**Required task**
Below are records; count the lines in them that hold "kind" and give only the count.

**Collected data entries**
● ● ● ● ●
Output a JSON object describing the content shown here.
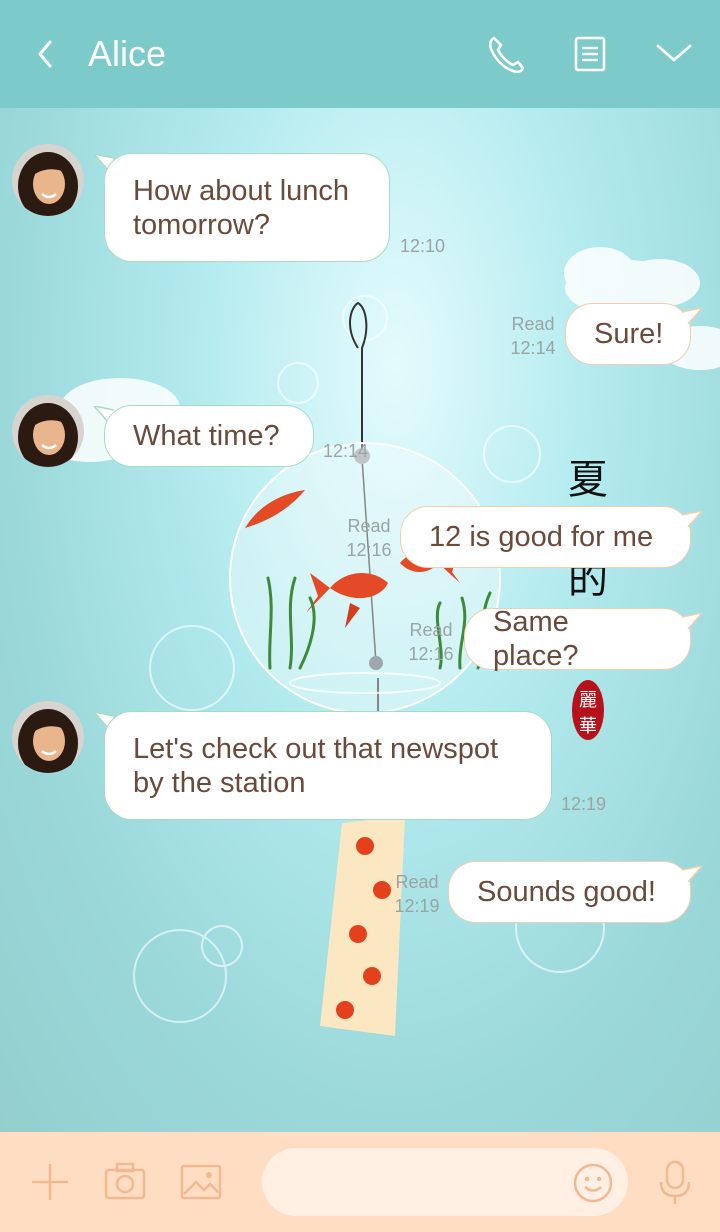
{
  "header": {
    "title": "Alice",
    "back_icon": "chevron-left-icon",
    "call_icon": "phone-icon",
    "notes_icon": "document-icon",
    "menu_icon": "chevron-down-icon",
    "background": "#7ccac9"
  },
  "decoration": {
    "vertical_text": [
      "夏",
      "的"
    ],
    "seal_text": [
      "麗",
      "華"
    ]
  },
  "messages": [
    {
      "direction": "incoming",
      "text_lines": [
        "How about lunch",
        "tomorrow?"
      ],
      "time": "12:10"
    },
    {
      "direction": "outgoing",
      "text_lines": [
        "Sure!"
      ],
      "read": "Read",
      "time": "12:14"
    },
    {
      "direction": "incoming",
      "text_lines": [
        "What time?"
      ],
      "time": "12:14"
    },
    {
      "direction": "outgoing",
      "text_lines": [
        "12 is good for me"
      ],
      "read": "Read",
      "time": "12:16"
    },
    {
      "direction": "outgoing",
      "text_lines": [
        "Same place?"
      ],
      "read": "Read",
      "time": "12:16"
    },
    {
      "direction": "incoming",
      "text_lines": [
        "Let's check out that newspot",
        "by the station"
      ],
      "time": "12:19"
    },
    {
      "direction": "outgoing",
      "text_lines": [
        "Sounds good!"
      ],
      "read": "Read",
      "time": "12:19"
    }
  ],
  "footer": {
    "add_icon": "plus-icon",
    "camera_icon": "camera-icon",
    "image_icon": "image-icon",
    "emoji_icon": "smiley-icon",
    "mic_icon": "microphone-icon",
    "input_value": "",
    "input_placeholder": "",
    "background": "#ffddc2"
  },
  "colors": {
    "incoming_border": "#a6ddbf",
    "outgoing_border": "#f1cfae",
    "text": "#6a4a3a"
  }
}
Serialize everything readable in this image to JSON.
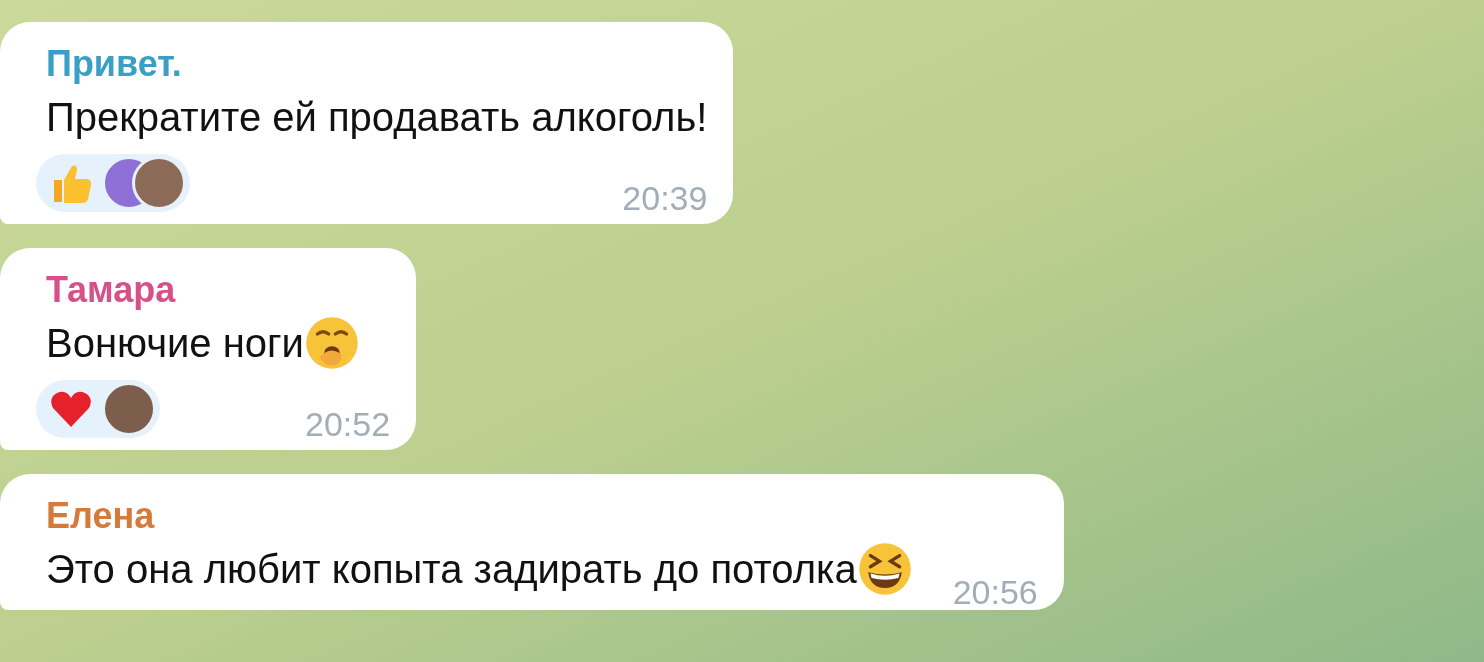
{
  "messages": [
    {
      "sender": "Привет.",
      "color": "#3a9fc4",
      "text": "Прекратите ей продавать алкоголь!",
      "reactions": [
        {
          "kind": "thumbs_up"
        }
      ],
      "avatars": [
        {
          "color": "#8e6fd6"
        },
        {
          "color": "#8b6b57"
        }
      ],
      "time": "20:39"
    },
    {
      "sender": "Тамара",
      "color": "#d6508a",
      "text": "Вонючие ноги",
      "inline_icon": {
        "kind": "yawn"
      },
      "reactions": [
        {
          "kind": "heart"
        }
      ],
      "avatars": [
        {
          "color": "#7d5e4c"
        }
      ],
      "time": "20:52"
    },
    {
      "sender": "Елена",
      "color": "#d47a3a",
      "text": "Это она любит копыта задирать до потолка",
      "inline_icon": {
        "kind": "laugh"
      },
      "time": "20:56"
    }
  ]
}
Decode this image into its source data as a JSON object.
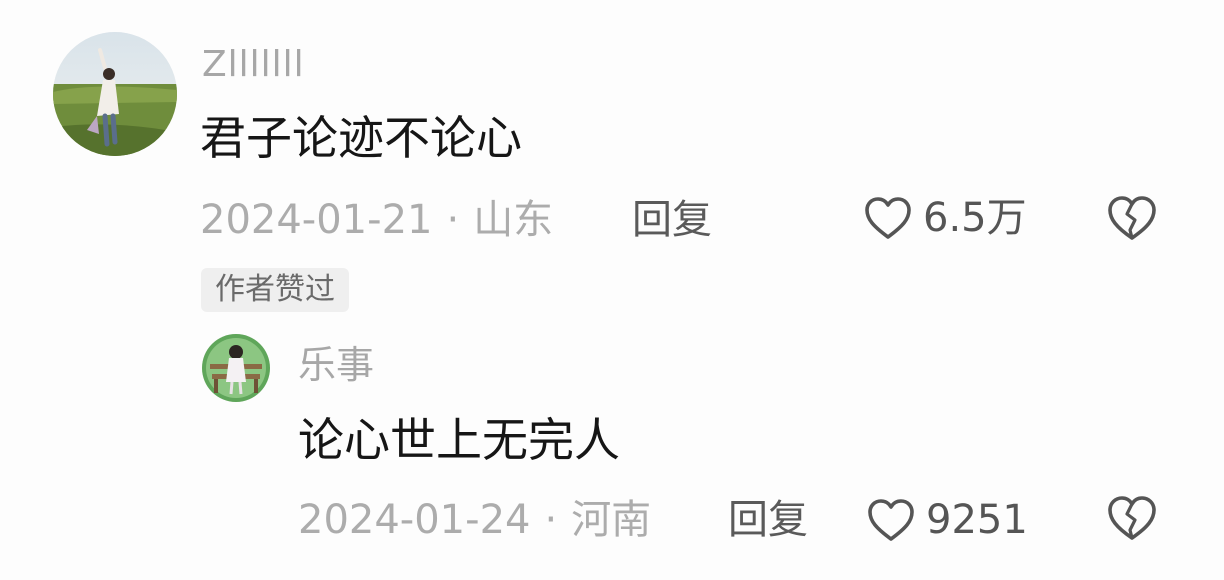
{
  "comment": {
    "username": "Zlllllll",
    "text": "君子论迹不论心",
    "date": "2024-01-21",
    "separator": "·",
    "location": "山东",
    "reply_label": "回复",
    "likes": "6.5万",
    "author_badge": "作者赞过"
  },
  "reply": {
    "username": "乐事",
    "text": "论心世上无完人",
    "date": "2024-01-24",
    "separator": "·",
    "location": "河南",
    "reply_label": "回复",
    "likes": "9251"
  },
  "icons": {
    "like": "heart-outline-icon",
    "dislike": "broken-heart-icon"
  },
  "colors": {
    "username": "#a7a7a7",
    "text": "#161616",
    "meta": "#acacac",
    "action": "#555555",
    "badge_bg": "#efefef"
  }
}
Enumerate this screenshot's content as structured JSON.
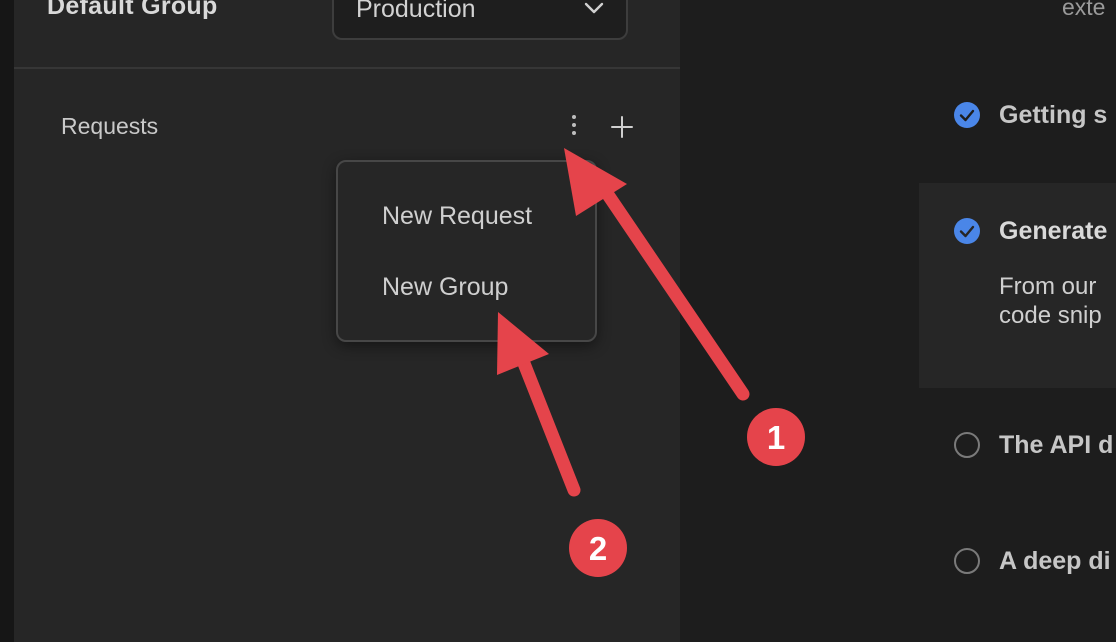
{
  "sidebar": {
    "group_title": "Default Group",
    "environment_select": {
      "value": "Production",
      "icon": "chevron-down-icon"
    },
    "requests_label": "Requests",
    "actions": {
      "more_icon": "kebab-icon",
      "add_icon": "plus-icon"
    },
    "menu": {
      "items": [
        {
          "label": "New Request"
        },
        {
          "label": "New Group"
        }
      ]
    }
  },
  "main": {
    "header_fragment": "exte",
    "steps": [
      {
        "title": "Getting s",
        "status": "completed"
      },
      {
        "title": "Generate",
        "status": "completed",
        "description_lines": [
          "From our",
          "code snip"
        ]
      },
      {
        "title": "The API d",
        "status": "pending"
      },
      {
        "title": "A deep di",
        "status": "pending"
      }
    ]
  },
  "annotations": {
    "badges": [
      "1",
      "2"
    ],
    "color": "#e5444b"
  },
  "colors": {
    "accent_check": "#4a86e8",
    "annotation": "#e5444b"
  }
}
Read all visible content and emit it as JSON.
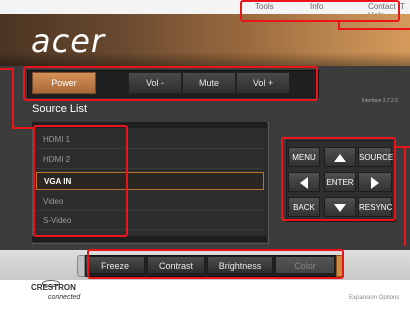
● ● ● ● ●
**Output**
4